--- start ---
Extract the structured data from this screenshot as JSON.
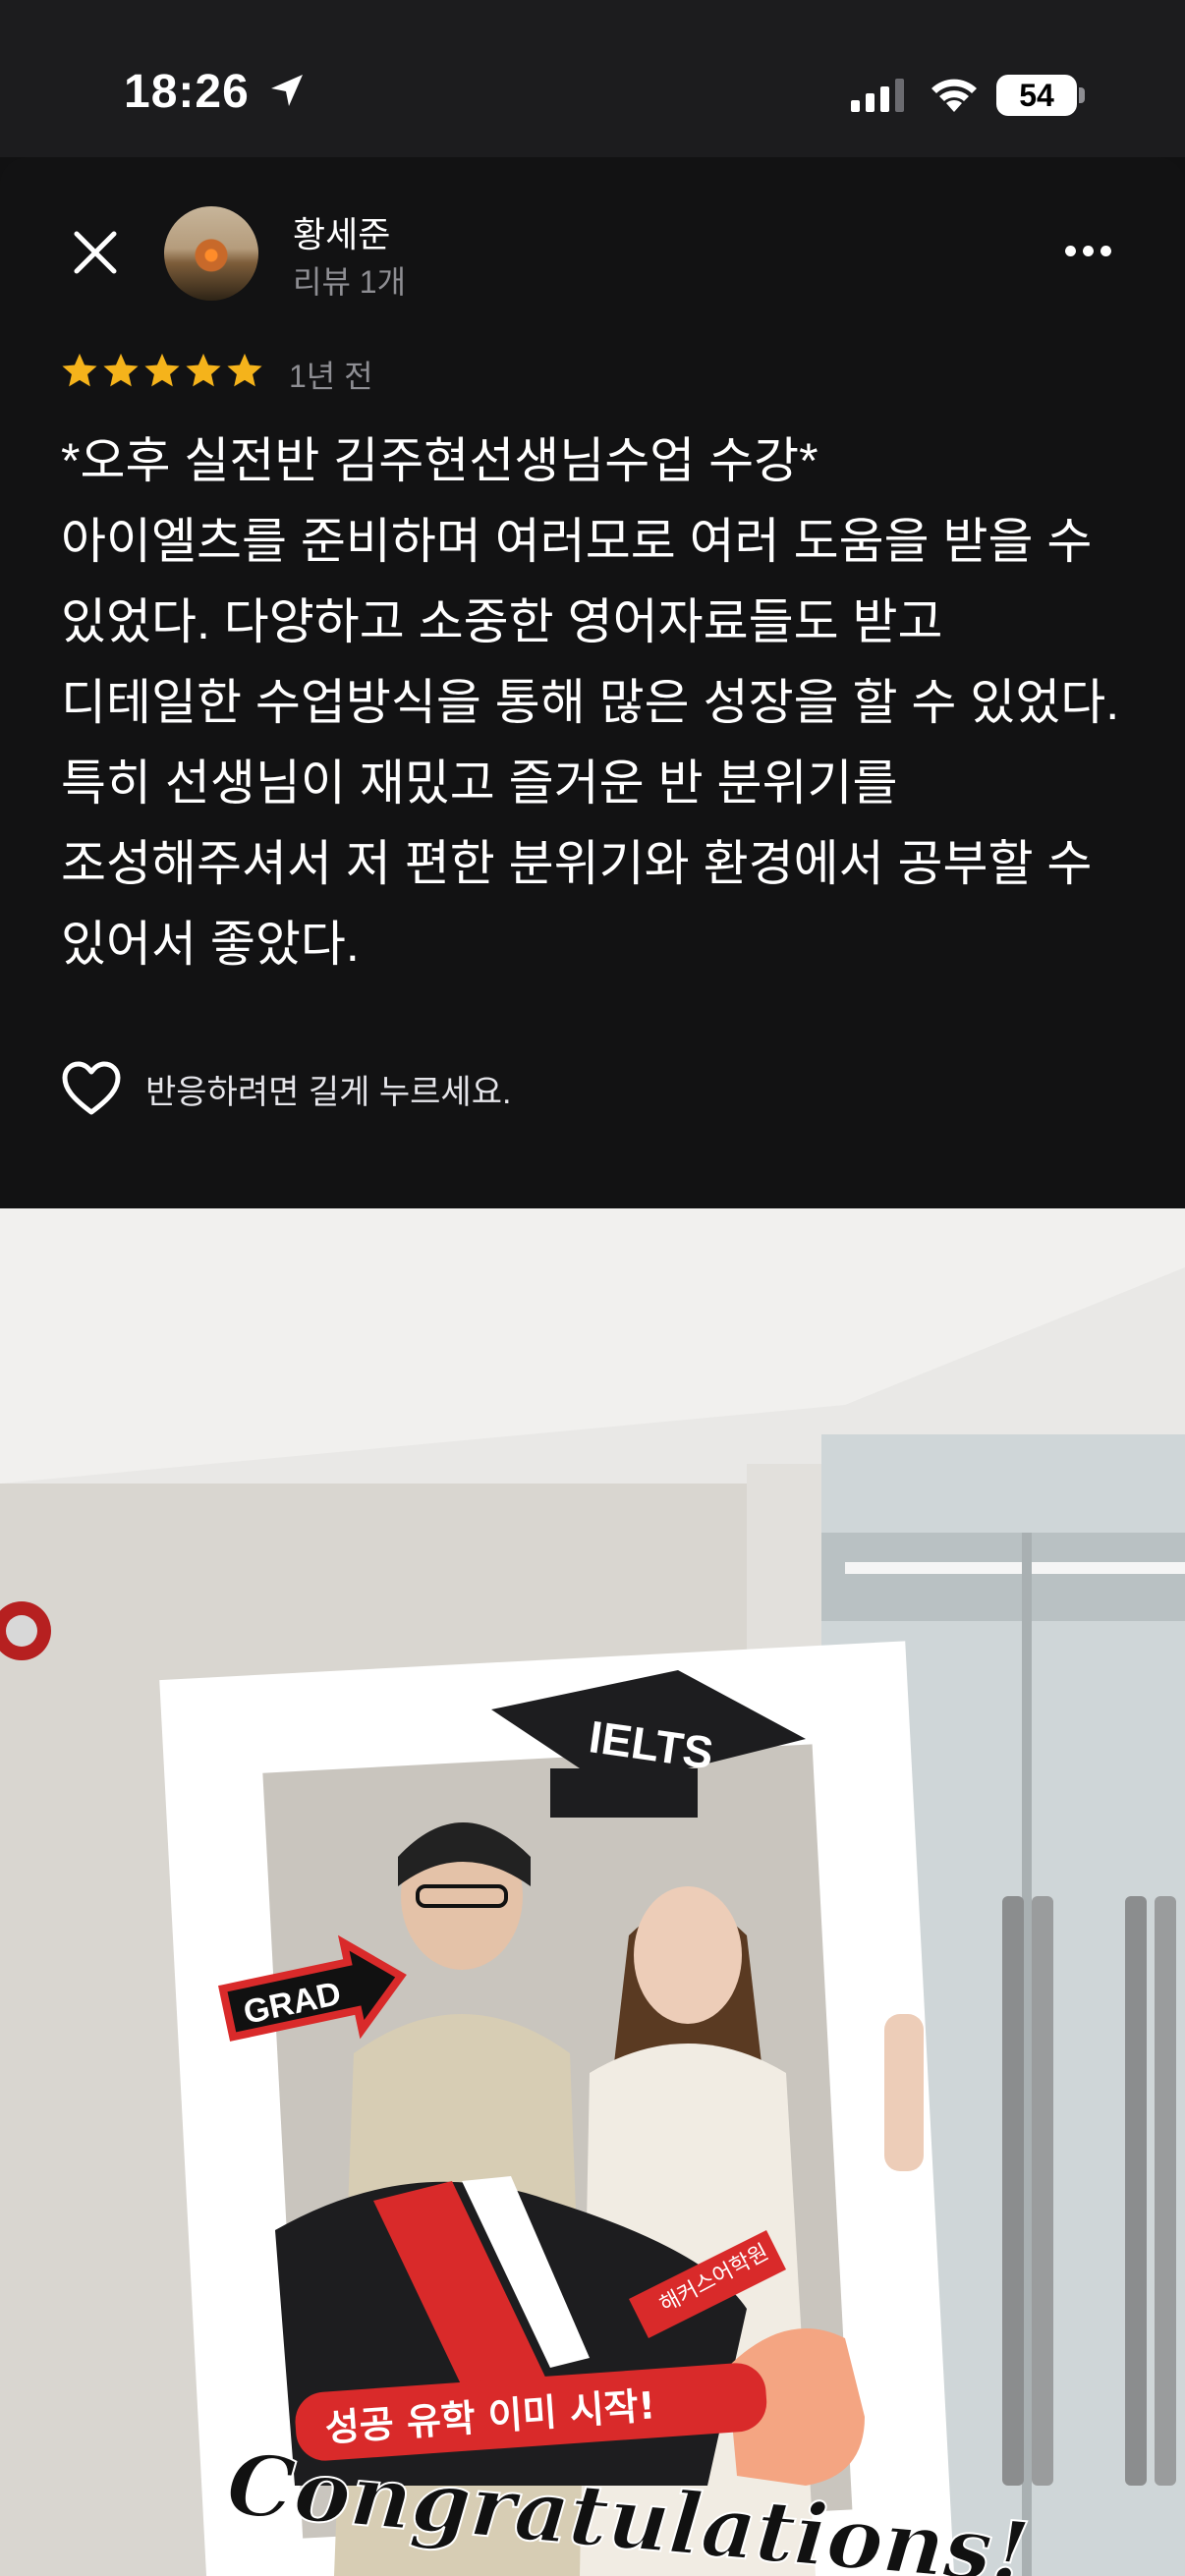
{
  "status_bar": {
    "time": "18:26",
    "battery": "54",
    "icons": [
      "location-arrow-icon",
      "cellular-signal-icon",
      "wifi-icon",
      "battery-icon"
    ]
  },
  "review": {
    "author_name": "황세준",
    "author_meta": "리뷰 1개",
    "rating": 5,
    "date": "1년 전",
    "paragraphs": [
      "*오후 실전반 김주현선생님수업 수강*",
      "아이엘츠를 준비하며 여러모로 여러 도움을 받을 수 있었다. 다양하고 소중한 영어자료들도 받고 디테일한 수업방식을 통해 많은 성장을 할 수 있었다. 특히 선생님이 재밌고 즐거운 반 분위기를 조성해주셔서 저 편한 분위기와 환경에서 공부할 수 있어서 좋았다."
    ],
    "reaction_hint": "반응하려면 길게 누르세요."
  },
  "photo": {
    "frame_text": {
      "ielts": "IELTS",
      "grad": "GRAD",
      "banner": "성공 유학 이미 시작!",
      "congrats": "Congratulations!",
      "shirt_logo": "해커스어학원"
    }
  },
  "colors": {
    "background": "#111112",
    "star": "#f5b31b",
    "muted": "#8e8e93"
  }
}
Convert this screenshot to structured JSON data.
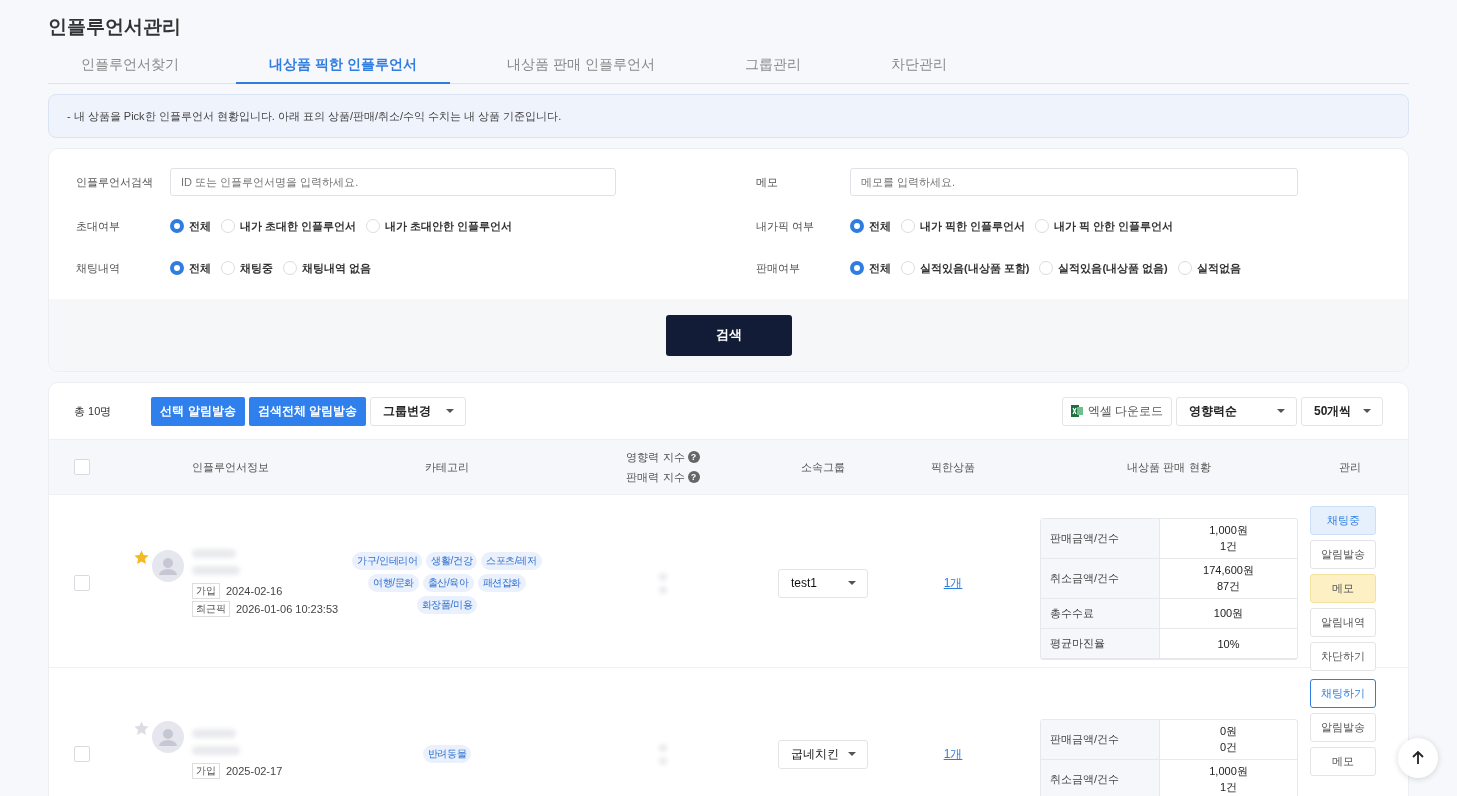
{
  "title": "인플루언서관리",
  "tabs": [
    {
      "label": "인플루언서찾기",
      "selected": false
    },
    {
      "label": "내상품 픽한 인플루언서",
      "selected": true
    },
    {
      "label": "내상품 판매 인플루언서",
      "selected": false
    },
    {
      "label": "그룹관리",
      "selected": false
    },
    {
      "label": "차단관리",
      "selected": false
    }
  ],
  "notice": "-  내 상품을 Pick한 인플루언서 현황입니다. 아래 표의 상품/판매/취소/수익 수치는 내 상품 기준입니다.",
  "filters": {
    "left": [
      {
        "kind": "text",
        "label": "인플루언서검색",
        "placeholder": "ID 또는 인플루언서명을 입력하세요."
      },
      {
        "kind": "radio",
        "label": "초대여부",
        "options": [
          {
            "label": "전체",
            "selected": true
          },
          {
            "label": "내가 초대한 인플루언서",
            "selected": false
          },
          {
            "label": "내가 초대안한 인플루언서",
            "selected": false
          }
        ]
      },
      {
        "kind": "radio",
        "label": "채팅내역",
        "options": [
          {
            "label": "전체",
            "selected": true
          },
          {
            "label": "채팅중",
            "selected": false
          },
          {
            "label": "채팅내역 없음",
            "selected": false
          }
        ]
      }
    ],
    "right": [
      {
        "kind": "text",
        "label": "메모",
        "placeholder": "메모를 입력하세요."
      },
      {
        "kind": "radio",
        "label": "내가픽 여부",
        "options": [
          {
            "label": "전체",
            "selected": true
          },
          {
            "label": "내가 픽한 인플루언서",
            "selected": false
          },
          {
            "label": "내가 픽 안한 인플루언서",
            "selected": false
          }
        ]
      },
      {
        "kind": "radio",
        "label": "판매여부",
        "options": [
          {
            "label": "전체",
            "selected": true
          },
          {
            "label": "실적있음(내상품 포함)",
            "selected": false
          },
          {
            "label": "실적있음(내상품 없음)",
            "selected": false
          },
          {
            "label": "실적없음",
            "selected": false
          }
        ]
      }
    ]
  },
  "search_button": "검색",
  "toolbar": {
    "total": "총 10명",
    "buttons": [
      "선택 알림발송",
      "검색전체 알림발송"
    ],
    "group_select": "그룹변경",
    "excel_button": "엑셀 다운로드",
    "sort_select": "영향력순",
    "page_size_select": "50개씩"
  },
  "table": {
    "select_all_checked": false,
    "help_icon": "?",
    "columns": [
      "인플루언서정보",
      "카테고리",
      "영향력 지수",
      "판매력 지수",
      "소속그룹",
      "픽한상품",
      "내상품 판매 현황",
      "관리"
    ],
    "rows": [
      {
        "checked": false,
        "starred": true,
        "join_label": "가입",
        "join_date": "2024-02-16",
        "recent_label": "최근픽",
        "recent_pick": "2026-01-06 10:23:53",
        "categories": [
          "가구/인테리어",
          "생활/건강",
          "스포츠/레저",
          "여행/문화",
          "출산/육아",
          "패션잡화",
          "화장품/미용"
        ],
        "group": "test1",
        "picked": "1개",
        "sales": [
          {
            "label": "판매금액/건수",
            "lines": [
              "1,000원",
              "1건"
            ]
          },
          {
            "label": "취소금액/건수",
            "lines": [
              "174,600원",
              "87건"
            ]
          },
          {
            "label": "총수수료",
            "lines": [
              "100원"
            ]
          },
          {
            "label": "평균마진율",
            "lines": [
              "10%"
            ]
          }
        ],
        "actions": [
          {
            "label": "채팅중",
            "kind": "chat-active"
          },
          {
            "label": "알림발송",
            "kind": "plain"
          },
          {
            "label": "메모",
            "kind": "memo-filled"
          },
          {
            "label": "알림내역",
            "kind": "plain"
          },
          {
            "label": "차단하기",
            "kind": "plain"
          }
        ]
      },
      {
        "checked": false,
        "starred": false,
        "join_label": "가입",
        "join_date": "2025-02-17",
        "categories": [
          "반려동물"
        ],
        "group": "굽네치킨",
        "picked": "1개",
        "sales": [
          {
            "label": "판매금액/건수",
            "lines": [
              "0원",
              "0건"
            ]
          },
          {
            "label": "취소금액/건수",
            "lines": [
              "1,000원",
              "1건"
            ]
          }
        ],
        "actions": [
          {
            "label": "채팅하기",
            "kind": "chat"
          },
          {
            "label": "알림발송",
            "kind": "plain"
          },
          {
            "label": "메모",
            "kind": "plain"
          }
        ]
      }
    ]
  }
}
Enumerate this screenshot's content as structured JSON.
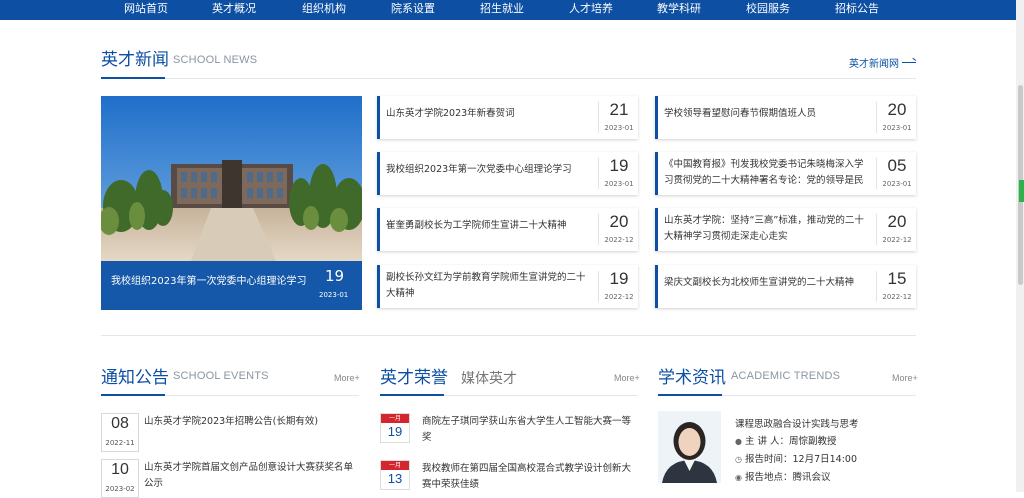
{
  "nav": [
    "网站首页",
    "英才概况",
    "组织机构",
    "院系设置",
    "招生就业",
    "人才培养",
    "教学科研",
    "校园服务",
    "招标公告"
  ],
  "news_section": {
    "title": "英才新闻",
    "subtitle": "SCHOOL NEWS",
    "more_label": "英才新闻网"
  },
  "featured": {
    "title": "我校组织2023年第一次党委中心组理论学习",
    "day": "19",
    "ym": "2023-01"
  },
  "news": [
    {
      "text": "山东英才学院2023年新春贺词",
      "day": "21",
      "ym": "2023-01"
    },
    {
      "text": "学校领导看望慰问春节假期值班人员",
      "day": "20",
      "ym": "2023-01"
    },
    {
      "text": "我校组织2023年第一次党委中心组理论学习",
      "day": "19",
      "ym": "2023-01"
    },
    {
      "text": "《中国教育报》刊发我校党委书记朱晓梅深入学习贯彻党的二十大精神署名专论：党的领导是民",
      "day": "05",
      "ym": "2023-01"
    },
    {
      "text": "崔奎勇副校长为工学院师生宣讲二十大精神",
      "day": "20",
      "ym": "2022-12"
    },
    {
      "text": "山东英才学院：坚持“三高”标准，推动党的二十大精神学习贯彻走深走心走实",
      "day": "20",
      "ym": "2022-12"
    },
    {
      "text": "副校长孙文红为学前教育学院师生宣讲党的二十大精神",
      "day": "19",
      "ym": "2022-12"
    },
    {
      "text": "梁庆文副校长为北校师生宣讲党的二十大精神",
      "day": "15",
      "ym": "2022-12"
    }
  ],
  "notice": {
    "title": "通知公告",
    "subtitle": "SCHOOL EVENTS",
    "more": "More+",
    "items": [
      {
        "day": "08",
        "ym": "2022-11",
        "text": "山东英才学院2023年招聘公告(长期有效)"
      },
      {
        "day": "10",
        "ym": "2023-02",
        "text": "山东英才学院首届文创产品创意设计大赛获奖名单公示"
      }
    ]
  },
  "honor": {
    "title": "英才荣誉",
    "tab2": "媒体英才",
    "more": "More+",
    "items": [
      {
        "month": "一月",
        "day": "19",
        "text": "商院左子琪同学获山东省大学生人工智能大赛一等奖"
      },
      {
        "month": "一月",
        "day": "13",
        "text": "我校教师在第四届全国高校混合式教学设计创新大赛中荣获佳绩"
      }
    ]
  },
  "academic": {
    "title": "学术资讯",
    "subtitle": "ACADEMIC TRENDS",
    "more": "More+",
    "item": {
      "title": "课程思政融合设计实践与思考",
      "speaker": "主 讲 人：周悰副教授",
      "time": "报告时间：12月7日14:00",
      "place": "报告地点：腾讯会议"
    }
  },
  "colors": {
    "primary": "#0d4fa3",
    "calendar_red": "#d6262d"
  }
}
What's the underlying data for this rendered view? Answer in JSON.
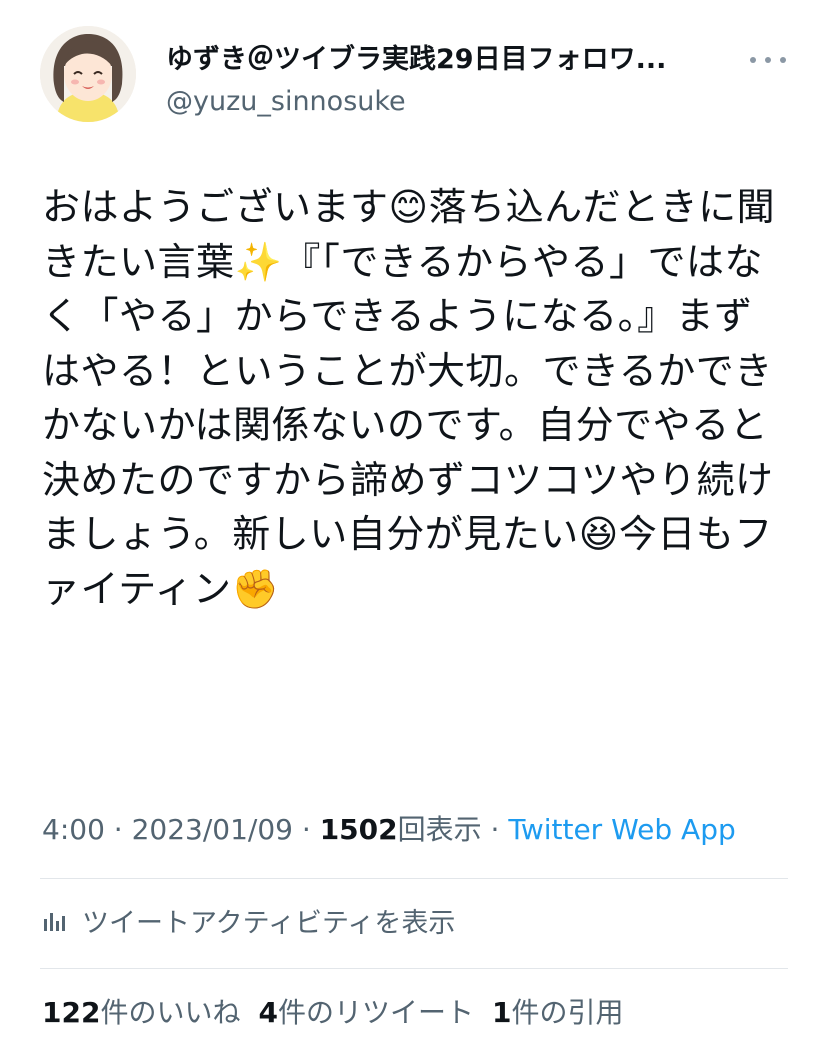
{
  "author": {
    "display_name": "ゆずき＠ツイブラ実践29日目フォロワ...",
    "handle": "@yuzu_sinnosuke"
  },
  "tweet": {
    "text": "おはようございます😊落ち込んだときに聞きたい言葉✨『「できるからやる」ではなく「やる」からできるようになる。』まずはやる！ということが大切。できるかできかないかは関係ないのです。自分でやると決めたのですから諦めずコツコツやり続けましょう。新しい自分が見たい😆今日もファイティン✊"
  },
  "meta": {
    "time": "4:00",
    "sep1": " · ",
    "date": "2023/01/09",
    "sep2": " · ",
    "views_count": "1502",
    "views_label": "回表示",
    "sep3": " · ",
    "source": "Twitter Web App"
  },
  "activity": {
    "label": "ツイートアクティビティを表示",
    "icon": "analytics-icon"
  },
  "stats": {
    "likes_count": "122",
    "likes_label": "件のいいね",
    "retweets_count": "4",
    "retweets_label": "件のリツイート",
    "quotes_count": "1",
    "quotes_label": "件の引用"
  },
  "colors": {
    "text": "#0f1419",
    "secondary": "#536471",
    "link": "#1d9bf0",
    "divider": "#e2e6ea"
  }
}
--- end ---
What you should do - Search the preceding listing for "time" and extract every line where it is found.

Task output -
    "time": "18:26",
      "time": "报告时间：12月7日14:00",
    "time": "4:00",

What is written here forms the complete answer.